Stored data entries
★ ★ ★
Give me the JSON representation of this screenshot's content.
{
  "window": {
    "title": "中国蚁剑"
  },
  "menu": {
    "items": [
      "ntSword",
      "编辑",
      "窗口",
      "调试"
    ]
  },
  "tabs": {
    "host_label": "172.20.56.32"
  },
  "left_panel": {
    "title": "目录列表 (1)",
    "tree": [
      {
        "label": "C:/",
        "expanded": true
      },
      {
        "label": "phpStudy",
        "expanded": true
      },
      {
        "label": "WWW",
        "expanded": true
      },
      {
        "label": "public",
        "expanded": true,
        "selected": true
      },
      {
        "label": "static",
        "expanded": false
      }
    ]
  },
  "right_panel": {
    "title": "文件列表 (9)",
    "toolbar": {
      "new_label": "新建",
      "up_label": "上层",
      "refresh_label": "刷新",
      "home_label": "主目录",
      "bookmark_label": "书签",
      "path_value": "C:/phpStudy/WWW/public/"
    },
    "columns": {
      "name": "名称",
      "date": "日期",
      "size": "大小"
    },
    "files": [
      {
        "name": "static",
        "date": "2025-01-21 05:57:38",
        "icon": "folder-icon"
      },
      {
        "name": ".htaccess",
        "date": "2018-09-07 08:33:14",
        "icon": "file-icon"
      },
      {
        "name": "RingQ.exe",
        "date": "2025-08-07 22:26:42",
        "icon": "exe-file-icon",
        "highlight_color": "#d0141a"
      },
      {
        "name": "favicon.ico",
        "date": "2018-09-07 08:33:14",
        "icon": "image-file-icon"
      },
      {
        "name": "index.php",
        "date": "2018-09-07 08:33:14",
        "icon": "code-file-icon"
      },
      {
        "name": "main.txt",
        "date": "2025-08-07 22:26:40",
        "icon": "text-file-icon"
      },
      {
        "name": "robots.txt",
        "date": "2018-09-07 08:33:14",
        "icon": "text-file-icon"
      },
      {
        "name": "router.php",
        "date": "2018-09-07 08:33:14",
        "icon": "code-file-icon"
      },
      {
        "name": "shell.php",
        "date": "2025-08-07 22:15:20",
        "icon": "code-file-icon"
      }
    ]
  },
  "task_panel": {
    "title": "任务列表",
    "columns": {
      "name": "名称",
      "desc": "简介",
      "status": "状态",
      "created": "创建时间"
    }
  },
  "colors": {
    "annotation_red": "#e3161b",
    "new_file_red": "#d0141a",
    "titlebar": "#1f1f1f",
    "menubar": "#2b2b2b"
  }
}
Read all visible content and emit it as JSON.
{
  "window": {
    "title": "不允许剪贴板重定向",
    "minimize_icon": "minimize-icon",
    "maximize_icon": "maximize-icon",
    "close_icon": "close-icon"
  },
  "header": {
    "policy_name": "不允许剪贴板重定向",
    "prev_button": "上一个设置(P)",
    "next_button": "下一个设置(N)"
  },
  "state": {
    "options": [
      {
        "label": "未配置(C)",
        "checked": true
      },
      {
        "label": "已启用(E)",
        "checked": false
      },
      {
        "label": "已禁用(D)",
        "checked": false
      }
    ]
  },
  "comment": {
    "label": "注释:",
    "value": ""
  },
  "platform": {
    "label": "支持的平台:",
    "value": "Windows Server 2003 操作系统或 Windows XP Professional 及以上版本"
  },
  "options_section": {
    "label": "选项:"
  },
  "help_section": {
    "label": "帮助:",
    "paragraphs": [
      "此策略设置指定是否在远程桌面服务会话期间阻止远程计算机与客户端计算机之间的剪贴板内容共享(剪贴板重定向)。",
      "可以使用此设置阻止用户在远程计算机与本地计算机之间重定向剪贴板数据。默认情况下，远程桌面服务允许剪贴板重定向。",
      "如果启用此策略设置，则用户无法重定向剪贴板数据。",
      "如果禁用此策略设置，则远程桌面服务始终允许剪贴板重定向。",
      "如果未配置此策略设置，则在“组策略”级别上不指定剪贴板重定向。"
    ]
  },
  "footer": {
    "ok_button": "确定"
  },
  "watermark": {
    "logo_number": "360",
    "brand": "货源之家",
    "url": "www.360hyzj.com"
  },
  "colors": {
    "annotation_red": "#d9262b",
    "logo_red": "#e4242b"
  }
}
★ ★ ★
» Your instructions
Print out all the entries precisely as written.

» Answer to this problem
Give me the JSON representation of this screenshot's content.
{
  "window": {
    "title": "中国蚁剑"
  },
  "menu": {
    "items": [
      "ntSword",
      "编辑",
      "窗口",
      "调试"
    ]
  },
  "tabs": {
    "host_label": "172.20.56.32"
  },
  "left_panel": {
    "title": "目录列表 (1)",
    "tree": [
      {
        "label": "C:/",
        "expanded": true
      },
      {
        "label": "phpStudy",
        "expanded": true
      },
      {
        "label": "WWW",
        "expanded": true
      },
      {
        "label": "public",
        "expanded": true,
        "selected": true
      },
      {
        "label": "static",
        "expanded": false
      }
    ]
  },
  "right_panel": {
    "title": "文件列表 (9)",
    "toolbar": {
      "new_label": "新建",
      "up_label": "上层",
      "refresh_label": "刷新",
      "home_label": "主目录",
      "bookmark_label": "书签",
      "path_value": "C:/phpStudy/WWW/public/"
    },
    "columns": {
      "name": "名称",
      "date": "日期",
      "size": "大小"
    },
    "files": [
      {
        "name": "static",
        "date": "2025-01-21 05:57:38",
        "icon": "folder-icon"
      },
      {
        "name": ".htaccess",
        "date": "2018-09-07 08:33:14",
        "icon": "file-icon"
      },
      {
        "name": "RingQ.exe",
        "date": "2025-08-07 22:26:42",
        "icon": "exe-file-icon",
        "highlight_color": "#d0141a"
      },
      {
        "name": "favicon.ico",
        "date": "2018-09-07 08:33:14",
        "icon": "image-file-icon"
      },
      {
        "name": "index.php",
        "date": "2018-09-07 08:33:14",
        "icon": "code-file-icon"
      },
      {
        "name": "main.txt",
        "date": "2025-08-07 22:26:40",
        "icon": "text-file-icon"
      },
      {
        "name": "robots.txt",
        "date": "2018-09-07 08:33:14",
        "icon": "text-file-icon"
      },
      {
        "name": "router.php",
        "date": "2018-09-07 08:33:14",
        "icon": "code-file-icon"
      },
      {
        "name": "shell.php",
        "date": "2025-08-07 22:15:20",
        "icon": "code-file-icon"
      }
    ]
  },
  "task_panel": {
    "title": "任务列表",
    "columns": {
      "name": "名称",
      "desc": "简介",
      "status": "状态",
      "created": "创建时间"
    }
  },
  "colors": {
    "annotation_red": "#e3161b",
    "new_file_red": "#d0141a",
    "titlebar": "#1f1f1f",
    "menubar": "#2b2b2b"
  }
}
Read all visible content and emit it as JSON.
{
  "window": {
    "title": "不允许剪贴板重定向",
    "minimize_icon": "minimize-icon",
    "maximize_icon": "maximize-icon",
    "close_icon": "close-icon"
  },
  "header": {
    "policy_name": "不允许剪贴板重定向",
    "prev_button": "上一个设置(P)",
    "next_button": "下一个设置(N)"
  },
  "state": {
    "options": [
      {
        "label": "未配置(C)",
        "checked": true
      },
      {
        "label": "已启用(E)",
        "checked": false
      },
      {
        "label": "已禁用(D)",
        "checked": false
      }
    ]
  },
  "comment": {
    "label": "注释:",
    "value": ""
  },
  "platform": {
    "label": "支持的平台:",
    "value": "Windows Server 2003 操作系统或 Windows XP Professional 及以上版本"
  },
  "options_section": {
    "label": "选项:"
  },
  "help_section": {
    "label": "帮助:",
    "paragraphs": [
      "此策略设置指定是否在远程桌面服务会话期间阻止远程计算机与客户端计算机之间的剪贴板内容共享(剪贴板重定向)。",
      "可以使用此设置阻止用户在远程计算机与本地计算机之间重定向剪贴板数据。默认情况下，远程桌面服务允许剪贴板重定向。",
      "如果启用此策略设置，则用户无法重定向剪贴板数据。",
      "如果禁用此策略设置，则远程桌面服务始终允许剪贴板重定向。",
      "如果未配置此策略设置，则在“组策略”级别上不指定剪贴板重定向。"
    ]
  },
  "footer": {
    "ok_button": "确定"
  },
  "watermark": {
    "logo_number": "360",
    "brand": "货源之家",
    "url": "www.360hyzj.com"
  },
  "colors": {
    "annotation_red": "#d9262b",
    "logo_red": "#e4242b"
  }
}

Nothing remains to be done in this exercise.